— Prompt —
Look through the records and copy each line with the string "haben" in it.

— Records for the exercise —
______

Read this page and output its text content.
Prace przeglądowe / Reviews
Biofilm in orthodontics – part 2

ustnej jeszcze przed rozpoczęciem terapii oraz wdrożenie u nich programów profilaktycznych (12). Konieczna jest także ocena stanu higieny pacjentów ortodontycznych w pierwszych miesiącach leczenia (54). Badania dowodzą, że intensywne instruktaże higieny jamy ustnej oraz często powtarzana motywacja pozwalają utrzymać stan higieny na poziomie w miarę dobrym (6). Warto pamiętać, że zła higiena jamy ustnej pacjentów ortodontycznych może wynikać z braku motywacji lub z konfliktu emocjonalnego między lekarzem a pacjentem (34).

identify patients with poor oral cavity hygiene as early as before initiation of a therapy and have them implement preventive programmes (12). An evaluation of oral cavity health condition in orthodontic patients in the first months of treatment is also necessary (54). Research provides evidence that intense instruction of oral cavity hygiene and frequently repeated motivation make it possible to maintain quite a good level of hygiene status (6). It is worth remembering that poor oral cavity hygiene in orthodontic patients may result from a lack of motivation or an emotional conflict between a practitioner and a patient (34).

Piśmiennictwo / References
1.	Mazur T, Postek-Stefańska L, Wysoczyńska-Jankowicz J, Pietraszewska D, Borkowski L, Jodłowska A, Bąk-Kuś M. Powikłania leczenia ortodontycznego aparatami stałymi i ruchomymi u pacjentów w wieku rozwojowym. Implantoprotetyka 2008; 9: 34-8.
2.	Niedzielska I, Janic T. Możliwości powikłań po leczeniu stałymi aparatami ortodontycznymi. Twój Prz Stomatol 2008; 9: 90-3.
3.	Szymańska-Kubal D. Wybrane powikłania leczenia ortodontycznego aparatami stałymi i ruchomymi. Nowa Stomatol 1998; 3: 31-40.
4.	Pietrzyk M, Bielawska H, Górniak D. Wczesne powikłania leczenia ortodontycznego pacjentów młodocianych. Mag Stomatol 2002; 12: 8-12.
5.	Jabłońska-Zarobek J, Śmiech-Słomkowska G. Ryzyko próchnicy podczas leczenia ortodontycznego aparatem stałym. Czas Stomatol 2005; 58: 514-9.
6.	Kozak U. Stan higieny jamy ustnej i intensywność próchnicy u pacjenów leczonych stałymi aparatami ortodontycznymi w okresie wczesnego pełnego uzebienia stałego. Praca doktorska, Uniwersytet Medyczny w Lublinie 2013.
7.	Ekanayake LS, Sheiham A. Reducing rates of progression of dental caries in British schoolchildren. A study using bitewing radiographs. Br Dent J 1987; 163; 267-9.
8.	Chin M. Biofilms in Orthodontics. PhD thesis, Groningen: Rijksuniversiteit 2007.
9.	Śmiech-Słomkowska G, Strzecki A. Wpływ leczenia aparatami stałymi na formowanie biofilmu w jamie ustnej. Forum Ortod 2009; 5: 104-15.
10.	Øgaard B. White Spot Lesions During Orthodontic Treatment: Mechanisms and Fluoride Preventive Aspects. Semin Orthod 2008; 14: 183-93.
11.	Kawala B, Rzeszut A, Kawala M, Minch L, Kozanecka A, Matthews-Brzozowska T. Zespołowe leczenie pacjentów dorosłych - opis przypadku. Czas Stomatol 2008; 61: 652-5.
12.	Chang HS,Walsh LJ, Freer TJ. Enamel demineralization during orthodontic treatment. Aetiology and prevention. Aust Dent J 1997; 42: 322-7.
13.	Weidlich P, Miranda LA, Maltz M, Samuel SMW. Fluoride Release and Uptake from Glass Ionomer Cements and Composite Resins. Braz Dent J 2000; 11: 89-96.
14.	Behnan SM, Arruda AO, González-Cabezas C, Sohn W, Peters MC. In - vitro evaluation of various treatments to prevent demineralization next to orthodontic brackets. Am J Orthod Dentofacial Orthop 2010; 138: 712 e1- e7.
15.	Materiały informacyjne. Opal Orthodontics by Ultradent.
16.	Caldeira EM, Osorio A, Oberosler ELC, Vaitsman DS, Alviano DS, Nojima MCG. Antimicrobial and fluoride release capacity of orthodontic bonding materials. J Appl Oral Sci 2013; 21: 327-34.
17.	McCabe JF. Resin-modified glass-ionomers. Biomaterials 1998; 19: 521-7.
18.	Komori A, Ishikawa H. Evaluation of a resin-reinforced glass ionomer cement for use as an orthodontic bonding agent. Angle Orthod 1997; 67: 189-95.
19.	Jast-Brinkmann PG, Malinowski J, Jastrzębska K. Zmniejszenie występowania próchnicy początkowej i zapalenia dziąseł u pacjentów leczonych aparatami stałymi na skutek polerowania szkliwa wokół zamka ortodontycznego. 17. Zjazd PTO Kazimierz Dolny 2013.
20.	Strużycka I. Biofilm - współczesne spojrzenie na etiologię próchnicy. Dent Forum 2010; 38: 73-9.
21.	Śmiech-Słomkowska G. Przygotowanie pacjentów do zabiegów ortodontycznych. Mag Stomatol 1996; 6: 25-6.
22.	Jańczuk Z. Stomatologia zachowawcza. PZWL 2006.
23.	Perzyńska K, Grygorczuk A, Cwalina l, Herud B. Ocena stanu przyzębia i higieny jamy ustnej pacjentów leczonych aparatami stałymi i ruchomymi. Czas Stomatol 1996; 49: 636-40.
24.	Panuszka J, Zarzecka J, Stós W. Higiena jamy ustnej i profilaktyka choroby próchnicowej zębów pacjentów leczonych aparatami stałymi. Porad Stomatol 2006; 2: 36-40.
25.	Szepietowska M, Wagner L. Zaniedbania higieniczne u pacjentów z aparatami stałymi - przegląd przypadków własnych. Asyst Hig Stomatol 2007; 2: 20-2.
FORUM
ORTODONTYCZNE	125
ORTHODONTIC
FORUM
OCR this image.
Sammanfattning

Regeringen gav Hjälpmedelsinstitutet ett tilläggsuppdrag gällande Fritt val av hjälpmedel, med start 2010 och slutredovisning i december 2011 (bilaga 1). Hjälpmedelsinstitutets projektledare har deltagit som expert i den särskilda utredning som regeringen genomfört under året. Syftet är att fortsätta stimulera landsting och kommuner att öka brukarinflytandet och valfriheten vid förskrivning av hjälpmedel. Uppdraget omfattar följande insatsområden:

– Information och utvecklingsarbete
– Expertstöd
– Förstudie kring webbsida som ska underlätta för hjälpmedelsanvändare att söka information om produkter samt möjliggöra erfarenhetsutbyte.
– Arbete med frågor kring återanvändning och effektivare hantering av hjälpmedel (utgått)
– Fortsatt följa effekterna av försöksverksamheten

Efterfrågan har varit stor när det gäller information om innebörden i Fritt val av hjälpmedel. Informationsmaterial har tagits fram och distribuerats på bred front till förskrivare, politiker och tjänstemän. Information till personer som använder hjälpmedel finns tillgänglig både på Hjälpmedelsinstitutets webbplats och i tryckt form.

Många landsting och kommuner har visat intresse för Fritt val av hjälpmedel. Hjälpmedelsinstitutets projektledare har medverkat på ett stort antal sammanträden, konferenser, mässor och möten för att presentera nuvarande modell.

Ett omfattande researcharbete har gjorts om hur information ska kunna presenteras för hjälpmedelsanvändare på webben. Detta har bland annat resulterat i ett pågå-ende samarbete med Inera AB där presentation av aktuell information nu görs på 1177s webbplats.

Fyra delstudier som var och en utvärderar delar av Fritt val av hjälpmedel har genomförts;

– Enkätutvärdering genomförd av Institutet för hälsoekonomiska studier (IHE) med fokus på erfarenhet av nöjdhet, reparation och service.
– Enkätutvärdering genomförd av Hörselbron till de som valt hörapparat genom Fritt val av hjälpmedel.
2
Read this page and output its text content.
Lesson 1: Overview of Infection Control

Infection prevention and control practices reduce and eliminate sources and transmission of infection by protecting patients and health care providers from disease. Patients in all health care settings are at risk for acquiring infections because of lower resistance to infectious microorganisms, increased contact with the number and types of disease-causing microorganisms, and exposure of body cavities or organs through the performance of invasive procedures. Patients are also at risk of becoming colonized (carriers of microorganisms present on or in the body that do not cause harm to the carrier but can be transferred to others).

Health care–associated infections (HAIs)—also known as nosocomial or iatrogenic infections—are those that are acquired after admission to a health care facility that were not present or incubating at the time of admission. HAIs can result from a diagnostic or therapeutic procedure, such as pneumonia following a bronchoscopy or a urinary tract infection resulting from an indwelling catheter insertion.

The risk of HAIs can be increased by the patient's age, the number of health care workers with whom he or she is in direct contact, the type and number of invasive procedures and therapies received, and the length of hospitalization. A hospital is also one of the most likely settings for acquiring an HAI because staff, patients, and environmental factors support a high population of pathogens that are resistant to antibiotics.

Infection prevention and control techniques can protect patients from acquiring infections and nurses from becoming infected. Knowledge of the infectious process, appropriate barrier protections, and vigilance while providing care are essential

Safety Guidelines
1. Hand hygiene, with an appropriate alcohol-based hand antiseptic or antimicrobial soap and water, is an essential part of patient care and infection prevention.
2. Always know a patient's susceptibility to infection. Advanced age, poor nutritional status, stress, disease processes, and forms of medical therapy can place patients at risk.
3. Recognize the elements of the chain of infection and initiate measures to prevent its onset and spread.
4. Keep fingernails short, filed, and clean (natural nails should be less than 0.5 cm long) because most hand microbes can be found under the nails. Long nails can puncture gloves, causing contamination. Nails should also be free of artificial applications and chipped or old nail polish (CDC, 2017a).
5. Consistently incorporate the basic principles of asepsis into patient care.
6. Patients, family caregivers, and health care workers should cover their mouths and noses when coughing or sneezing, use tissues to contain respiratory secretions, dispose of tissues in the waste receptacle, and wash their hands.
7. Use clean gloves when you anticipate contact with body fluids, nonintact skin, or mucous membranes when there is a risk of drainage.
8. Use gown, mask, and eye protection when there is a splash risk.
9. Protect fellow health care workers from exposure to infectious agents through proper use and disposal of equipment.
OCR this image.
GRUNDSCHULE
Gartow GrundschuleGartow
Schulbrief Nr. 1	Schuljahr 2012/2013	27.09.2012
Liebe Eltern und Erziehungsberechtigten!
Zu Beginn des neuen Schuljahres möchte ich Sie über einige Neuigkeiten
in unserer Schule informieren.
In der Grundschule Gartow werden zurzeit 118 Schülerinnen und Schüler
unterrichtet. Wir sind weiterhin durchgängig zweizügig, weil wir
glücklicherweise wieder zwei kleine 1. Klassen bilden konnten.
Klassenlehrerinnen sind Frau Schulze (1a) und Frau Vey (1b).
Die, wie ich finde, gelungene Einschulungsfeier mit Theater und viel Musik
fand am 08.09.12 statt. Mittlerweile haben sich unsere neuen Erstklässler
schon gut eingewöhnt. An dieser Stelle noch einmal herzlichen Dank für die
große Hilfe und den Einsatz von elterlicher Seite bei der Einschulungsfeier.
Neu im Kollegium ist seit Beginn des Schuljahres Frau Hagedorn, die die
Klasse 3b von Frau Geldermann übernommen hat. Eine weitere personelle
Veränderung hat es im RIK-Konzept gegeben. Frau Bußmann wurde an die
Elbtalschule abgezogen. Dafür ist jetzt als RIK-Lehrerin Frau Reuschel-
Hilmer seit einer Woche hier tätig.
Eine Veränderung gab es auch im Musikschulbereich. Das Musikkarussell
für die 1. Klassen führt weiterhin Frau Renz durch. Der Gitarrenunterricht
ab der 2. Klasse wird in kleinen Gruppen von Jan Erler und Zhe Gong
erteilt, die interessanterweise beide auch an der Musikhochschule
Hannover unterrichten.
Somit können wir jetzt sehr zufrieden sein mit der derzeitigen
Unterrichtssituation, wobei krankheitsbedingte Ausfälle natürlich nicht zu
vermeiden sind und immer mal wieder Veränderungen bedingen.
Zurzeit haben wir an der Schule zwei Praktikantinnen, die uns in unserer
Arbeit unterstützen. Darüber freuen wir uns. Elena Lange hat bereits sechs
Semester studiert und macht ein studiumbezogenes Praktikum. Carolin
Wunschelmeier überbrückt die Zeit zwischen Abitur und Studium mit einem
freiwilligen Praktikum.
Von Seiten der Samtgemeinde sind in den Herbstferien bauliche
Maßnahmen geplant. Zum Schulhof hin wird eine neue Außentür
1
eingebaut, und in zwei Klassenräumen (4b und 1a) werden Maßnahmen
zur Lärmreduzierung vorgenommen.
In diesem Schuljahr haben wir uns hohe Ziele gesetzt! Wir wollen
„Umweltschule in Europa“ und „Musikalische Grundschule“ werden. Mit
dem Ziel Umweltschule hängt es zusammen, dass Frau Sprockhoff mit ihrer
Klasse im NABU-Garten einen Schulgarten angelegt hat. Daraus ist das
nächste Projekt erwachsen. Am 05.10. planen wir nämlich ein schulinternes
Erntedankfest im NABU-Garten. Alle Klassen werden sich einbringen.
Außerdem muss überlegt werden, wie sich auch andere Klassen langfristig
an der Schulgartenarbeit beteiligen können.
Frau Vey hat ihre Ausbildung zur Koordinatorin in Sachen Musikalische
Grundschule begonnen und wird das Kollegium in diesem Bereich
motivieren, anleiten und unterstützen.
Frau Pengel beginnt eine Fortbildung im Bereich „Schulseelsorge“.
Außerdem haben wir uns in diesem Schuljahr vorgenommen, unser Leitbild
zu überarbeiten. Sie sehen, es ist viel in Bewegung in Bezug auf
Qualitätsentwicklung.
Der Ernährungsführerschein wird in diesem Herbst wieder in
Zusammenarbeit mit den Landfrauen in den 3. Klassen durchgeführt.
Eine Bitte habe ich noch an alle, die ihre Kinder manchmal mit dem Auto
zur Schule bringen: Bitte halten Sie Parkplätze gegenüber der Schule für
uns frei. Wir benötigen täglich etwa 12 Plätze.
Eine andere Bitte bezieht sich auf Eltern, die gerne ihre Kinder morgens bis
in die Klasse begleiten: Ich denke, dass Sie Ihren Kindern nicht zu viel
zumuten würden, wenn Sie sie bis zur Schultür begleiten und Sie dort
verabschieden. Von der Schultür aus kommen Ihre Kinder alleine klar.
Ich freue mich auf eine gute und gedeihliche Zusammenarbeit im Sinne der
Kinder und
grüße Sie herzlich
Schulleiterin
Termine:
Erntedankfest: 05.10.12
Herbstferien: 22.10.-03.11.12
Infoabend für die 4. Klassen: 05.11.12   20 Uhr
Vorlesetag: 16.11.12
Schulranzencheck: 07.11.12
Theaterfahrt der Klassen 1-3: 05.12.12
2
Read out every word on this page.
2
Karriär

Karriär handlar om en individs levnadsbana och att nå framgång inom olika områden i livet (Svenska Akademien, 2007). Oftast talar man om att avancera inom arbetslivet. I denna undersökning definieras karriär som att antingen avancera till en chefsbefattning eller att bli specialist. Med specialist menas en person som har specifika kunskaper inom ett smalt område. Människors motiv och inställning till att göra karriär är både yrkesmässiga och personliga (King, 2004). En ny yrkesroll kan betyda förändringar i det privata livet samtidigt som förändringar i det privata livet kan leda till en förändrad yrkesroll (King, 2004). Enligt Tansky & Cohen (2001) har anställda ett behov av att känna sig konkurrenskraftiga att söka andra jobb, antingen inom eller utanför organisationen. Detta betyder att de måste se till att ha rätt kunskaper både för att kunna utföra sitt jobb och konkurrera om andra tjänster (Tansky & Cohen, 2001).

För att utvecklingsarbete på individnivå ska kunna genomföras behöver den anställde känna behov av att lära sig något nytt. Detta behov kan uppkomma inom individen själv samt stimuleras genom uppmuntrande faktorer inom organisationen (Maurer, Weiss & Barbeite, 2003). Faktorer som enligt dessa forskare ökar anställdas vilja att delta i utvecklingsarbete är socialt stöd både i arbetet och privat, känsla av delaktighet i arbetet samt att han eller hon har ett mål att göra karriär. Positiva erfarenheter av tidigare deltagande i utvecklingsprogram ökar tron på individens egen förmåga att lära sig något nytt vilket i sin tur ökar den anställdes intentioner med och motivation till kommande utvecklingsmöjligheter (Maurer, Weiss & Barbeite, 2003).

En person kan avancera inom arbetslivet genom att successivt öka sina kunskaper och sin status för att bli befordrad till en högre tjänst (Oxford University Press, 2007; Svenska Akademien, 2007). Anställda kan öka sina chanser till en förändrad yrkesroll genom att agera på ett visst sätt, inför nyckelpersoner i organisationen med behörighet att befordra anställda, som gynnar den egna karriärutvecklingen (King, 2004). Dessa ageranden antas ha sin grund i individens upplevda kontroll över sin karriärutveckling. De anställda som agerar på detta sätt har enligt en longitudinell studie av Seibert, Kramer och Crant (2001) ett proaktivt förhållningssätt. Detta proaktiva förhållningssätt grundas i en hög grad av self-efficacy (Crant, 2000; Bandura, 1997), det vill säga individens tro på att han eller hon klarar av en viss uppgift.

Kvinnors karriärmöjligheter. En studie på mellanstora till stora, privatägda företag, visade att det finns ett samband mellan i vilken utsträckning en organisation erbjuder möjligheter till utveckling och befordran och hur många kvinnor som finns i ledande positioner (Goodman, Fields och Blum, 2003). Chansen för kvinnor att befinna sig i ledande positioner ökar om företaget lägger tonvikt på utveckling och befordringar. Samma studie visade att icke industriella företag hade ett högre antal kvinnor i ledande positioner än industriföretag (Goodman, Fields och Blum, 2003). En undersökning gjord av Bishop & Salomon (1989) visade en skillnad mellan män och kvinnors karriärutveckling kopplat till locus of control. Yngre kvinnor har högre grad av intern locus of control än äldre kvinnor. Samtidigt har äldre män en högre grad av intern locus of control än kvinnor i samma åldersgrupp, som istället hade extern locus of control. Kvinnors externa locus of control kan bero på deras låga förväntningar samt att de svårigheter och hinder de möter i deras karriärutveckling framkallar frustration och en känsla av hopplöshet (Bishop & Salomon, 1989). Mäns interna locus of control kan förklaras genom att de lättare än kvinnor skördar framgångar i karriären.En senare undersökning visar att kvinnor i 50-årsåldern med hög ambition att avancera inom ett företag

______

— Reply to the task —
fand am 08.09.12 statt. Mittlerweile haben sich unsere neuen Erstklässler
Zurzeit haben wir an der Schule zwei Praktikantinnen, die uns in unserer
In diesem Schuljahr haben wir uns hohe Ziele gesetzt! Wir wollen
Außerdem haben wir uns in diesem Schuljahr vorgenommen, unser Leitbild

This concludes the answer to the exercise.